Textabschnitt >>
Auf dem Kōyasan konnte ich wie auch schon einige Male zuvor den Synkretismus von Buddhismus und Shintō beobachten. So gibt es nämlich auf dem eindeutig buddhistisch geprägten Berg auch shintōistische Schreine. Im Gegensatz zu Deutschland ist es in Japan üblich mehreren Religionen gleichzeitig anzugehören. So hat der Shintōismus rund 107 Millionen, der Buddhismus 91 Millionen und das Christentum nur 1,2 Millionen Anhänger bei einer Gesamtbevölkerung von gerade mal 127 Millionen. In Japan muss man sich also nicht für eine Religion exklusiv entscheiden. Gibt einem die eine Religion nicht was man braucht, holt man es sich einfach von einer anderen. Dabei wird jedes Fest meist von den Traditionen einer Religion bestimmt. Beerdigungen und das Gedenken an den Verstorben sind buddhistisch geprägt. Hochzeiten und das Bitten für Glück oder die Erfüllung von Wünschen – sei es beispielsweise zu Silvester oder vor einer Prüfung – werden hingegen vom Shintōismus bestimmt. Es zeigt sich allerdings immer mehr ein Trend dazu im Sinne der christlichen Traditionen zu heiraten und dies später shintōistisch bestätigen zu lassen. Dies hat aber keineswegs etwas mit religiösen Überzeugungen zu tun, sondern ist so beliebt aufgrund der damit einhergehenden Hollywood-Romantik und der Möglichkeit nicht nur die engsten Familienangehörigen einladen zu können wie bei der Shintō-Hochzeit üblich. Der Priester ist deshalb auch nur selten ein echter Geistlicher und geheiratet wird meist nicht in einer Kirche, sondern in einer nachgebauten Hochzeitshalle in einem großen Hotel.
Während meinem Aufenthalt in Japan konnte ich aber nicht nur immer wieder Hochzeitsfeiern beobachten. Es war mir auch möglich einem Danjiri matsuri (deut.: Fest mit tragbarem Schrein) beizuwohnen, bei dem nach kurzen Fürbitten aufwendig verzierte Wägen in Form von Schreinen – man glaubt, dass in ihnen Götter wohnen – unter Getrommel und “Yoi, sa! Yoi, sa!” durch die Straßen gezogen werden. Dabei hat jeder Bezirk seinen eigenen Wagen und versucht die anderen Bezirke zu übertrumpfen. Eine sehr spaßige Angelegenheit!

Quelldaten >>
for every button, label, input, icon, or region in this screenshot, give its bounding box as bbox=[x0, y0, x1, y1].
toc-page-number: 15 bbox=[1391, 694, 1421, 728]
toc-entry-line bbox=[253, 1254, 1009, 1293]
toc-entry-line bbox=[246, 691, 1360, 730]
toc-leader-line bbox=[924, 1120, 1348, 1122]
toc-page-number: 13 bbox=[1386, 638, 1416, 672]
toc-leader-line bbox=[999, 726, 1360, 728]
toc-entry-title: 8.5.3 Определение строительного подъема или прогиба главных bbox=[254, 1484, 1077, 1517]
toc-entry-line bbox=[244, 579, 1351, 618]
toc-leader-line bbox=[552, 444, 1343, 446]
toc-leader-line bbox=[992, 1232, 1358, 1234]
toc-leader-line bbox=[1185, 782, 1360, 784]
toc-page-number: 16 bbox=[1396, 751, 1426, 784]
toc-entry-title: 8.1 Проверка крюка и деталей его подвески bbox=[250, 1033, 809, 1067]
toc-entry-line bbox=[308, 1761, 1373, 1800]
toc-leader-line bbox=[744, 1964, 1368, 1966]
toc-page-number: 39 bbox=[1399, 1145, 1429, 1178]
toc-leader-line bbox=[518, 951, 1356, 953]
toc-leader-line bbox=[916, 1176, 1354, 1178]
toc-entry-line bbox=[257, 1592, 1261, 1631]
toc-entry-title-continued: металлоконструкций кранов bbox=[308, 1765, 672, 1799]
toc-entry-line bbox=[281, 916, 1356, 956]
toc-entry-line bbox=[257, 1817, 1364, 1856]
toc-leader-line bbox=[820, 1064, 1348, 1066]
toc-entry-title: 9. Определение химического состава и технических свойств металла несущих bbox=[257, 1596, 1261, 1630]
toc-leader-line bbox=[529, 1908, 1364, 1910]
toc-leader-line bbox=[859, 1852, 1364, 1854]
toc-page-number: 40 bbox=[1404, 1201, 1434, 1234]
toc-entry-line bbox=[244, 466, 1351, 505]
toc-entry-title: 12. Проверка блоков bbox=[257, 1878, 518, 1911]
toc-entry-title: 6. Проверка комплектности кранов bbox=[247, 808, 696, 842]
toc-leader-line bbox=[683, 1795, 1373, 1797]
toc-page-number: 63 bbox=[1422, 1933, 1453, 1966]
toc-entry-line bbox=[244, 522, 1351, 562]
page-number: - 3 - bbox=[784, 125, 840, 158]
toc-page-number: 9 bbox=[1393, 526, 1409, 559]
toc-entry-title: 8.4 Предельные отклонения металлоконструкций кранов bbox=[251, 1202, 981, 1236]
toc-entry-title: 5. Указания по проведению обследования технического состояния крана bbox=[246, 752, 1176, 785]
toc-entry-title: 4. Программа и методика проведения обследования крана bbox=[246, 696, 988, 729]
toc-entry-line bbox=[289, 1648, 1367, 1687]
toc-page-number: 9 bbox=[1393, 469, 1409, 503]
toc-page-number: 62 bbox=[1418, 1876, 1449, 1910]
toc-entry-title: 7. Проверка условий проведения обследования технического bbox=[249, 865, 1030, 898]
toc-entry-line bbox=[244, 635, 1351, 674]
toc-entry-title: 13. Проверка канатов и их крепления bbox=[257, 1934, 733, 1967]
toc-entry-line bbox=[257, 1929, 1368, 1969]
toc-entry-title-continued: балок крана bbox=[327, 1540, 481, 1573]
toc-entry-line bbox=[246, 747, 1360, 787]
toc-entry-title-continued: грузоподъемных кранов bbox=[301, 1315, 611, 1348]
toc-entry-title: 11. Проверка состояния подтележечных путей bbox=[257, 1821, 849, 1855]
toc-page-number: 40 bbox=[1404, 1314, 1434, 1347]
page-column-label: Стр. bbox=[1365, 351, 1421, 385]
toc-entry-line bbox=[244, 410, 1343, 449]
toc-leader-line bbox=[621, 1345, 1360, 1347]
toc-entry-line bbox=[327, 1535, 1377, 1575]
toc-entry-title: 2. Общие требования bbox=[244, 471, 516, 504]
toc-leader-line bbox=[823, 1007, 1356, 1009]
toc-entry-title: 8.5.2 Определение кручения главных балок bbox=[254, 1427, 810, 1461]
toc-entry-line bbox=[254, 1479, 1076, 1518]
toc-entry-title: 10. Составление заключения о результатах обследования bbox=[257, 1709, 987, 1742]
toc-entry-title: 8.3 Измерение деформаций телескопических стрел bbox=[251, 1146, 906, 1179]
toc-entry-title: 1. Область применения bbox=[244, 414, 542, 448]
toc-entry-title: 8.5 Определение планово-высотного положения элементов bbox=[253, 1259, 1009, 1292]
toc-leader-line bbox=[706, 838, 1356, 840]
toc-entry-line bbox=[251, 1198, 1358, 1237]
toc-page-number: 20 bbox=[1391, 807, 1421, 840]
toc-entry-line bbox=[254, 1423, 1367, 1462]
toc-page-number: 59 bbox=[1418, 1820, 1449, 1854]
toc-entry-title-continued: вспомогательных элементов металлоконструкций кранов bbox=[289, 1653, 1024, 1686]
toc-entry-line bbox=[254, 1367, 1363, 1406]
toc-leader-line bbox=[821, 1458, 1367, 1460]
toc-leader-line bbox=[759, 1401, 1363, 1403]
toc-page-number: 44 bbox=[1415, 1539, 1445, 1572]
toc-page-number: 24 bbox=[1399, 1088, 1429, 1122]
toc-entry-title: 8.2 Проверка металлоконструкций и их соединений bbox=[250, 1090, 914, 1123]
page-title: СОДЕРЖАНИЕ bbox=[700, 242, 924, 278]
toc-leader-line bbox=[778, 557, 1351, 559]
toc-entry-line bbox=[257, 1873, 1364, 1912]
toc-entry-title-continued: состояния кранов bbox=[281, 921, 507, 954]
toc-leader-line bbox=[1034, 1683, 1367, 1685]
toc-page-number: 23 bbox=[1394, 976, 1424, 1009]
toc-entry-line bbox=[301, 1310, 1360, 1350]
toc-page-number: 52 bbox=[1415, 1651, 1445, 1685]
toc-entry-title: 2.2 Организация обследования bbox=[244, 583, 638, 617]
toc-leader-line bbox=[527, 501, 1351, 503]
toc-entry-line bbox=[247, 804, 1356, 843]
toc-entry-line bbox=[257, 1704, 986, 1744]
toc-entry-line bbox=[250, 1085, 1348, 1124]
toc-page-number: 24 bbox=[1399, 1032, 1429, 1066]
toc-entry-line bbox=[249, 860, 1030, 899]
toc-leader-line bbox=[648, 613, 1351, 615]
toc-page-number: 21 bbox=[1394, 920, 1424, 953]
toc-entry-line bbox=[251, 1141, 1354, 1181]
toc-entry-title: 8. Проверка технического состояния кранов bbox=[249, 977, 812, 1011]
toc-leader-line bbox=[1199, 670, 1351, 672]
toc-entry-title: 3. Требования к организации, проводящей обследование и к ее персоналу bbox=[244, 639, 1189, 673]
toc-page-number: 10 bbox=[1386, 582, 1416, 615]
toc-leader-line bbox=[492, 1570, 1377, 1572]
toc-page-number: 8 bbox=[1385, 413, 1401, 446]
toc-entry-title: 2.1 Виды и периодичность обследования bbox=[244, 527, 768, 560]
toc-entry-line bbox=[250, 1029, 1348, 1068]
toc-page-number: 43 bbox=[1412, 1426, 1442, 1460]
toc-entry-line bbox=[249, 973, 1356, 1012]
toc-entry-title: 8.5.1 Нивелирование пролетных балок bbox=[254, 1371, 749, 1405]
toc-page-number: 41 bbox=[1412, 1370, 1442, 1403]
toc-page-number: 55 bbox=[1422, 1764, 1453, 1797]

Zu bearbeitende Aufgabe >> Schreiben Sie den Text über Religion und Feste in Japan im Anschluss an seinen letzten Satz weiter. Die Auflistung ist eigenständiges Material und gehört nicht zum Text über Religion und Feste in Japan.

Ihre Antwort >>
Das Kodomo no hi (deut.: Kinderfest) fiel ebenfalls in den Zeitraum meines Aufenthalts. Eine Freundin lud mich am Vortag des Festes in ihren Tempel ein, zeigte mir die Vorbereitungen für das Fest und erklärte mir die Traditionen dahinter. Im Grunde genommen geht es darum für das Glück und die Gesundheit der Kinder zu bitten, ihre Stärke zu würdigen und sie zu feiern.
Im Allgemeinen werden jeden Monat regionale und nationale Feste gefeiert. Eine besondere Anhäufung von nationalen Feiertagen bildet dabei die Golden Week, in der auch das Kodomo no hi stattfand. In dieser Woche ist alles überfüllt – von den Verkehrsmitteln, über die Einkaufszentren, Hotels und Sehenswürdigkeiten. Gott sei Dank ist die Golden Week, wenn mich meine Familie nächste Woche besuchen wird und wir etwas herumreisen möchten, schon lange wieder vorbei. Ich freue mich nämlich bereits riesig meiner Familie Japan wie ich es in den letzten beiden Monaten kennen und lieben gelernt habe zu zeigen, aber auch durch ihre Augen Japan nochmals neu zu entdecken!